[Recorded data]
==============================

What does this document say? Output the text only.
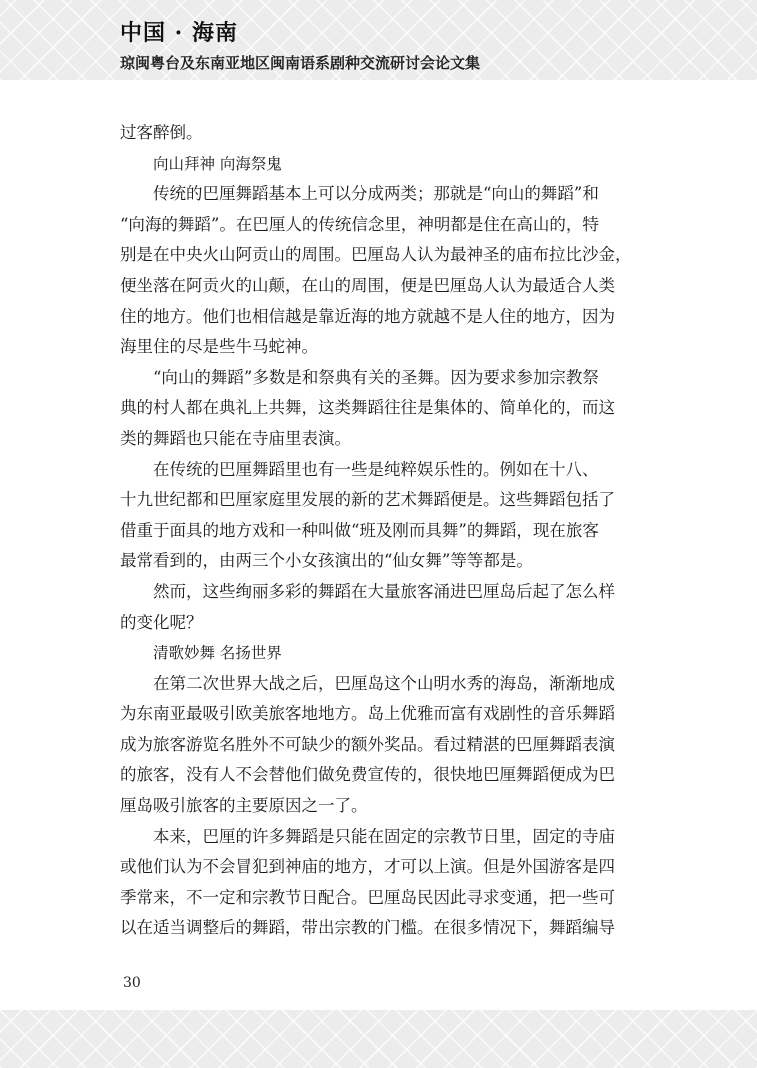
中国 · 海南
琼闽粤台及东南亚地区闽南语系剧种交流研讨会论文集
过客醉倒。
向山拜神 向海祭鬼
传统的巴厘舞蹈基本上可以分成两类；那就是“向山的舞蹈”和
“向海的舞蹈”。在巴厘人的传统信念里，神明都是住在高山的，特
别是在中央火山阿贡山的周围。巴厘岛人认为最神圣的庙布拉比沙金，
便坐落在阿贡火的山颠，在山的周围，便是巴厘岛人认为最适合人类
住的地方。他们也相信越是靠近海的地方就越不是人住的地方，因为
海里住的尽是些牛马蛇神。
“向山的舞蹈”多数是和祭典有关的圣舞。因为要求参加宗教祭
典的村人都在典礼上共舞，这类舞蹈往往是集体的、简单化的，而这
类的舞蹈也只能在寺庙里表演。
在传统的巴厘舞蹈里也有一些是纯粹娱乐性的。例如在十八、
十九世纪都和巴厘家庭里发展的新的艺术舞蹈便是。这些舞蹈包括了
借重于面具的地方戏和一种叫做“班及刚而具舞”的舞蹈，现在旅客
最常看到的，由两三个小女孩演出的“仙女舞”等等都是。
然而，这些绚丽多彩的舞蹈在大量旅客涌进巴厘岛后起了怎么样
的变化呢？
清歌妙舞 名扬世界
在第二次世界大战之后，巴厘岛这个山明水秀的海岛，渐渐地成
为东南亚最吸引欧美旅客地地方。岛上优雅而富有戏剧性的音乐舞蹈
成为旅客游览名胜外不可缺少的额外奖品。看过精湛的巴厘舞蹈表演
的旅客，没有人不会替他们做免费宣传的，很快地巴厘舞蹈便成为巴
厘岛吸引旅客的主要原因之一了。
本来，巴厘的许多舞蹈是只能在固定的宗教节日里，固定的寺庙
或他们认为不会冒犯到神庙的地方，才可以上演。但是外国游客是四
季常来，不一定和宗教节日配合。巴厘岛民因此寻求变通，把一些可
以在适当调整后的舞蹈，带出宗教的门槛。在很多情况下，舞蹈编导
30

==============================

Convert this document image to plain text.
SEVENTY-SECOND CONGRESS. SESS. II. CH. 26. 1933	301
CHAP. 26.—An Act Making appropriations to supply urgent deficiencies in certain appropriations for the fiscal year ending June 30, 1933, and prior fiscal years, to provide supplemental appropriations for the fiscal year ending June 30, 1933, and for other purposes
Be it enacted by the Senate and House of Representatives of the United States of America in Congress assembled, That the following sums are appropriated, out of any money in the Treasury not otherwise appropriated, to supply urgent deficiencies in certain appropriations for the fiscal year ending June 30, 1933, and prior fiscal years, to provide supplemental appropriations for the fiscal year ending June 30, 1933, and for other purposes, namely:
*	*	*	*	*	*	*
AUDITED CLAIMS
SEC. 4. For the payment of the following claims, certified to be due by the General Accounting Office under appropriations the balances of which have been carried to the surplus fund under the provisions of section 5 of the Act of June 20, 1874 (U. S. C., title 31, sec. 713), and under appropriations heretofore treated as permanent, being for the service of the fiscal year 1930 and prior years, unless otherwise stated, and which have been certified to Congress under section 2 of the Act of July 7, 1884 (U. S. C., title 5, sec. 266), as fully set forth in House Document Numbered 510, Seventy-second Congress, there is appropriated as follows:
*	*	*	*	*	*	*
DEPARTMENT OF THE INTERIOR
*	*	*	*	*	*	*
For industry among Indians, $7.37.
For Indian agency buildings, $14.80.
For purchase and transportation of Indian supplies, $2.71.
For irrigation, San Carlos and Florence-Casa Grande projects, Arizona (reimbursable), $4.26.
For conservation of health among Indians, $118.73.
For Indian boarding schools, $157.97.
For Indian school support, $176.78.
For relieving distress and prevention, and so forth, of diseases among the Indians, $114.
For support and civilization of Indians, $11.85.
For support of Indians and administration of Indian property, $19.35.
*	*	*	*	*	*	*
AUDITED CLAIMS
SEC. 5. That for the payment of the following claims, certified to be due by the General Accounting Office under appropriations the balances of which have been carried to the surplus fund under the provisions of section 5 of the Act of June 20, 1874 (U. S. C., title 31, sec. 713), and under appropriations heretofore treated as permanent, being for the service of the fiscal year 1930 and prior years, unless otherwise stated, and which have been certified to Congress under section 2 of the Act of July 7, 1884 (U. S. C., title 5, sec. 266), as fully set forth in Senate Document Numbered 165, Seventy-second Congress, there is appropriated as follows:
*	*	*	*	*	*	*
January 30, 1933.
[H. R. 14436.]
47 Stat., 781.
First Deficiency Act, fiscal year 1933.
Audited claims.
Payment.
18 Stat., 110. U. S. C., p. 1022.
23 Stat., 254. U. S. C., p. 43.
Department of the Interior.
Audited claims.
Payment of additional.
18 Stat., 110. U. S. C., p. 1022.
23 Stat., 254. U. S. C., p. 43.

==============================

(Exercise aim) Copy every line of the entries above in which "Indians" occurs.

(Reply)
For industry among Indians, $7.37.
For conservation of health among Indians, $118.73.
For relieving distress and prevention, and so forth, of diseases among the Indians, $114.
For support and civilization of Indians, $11.85.
For support of Indians and administration of Indian property, $19.35.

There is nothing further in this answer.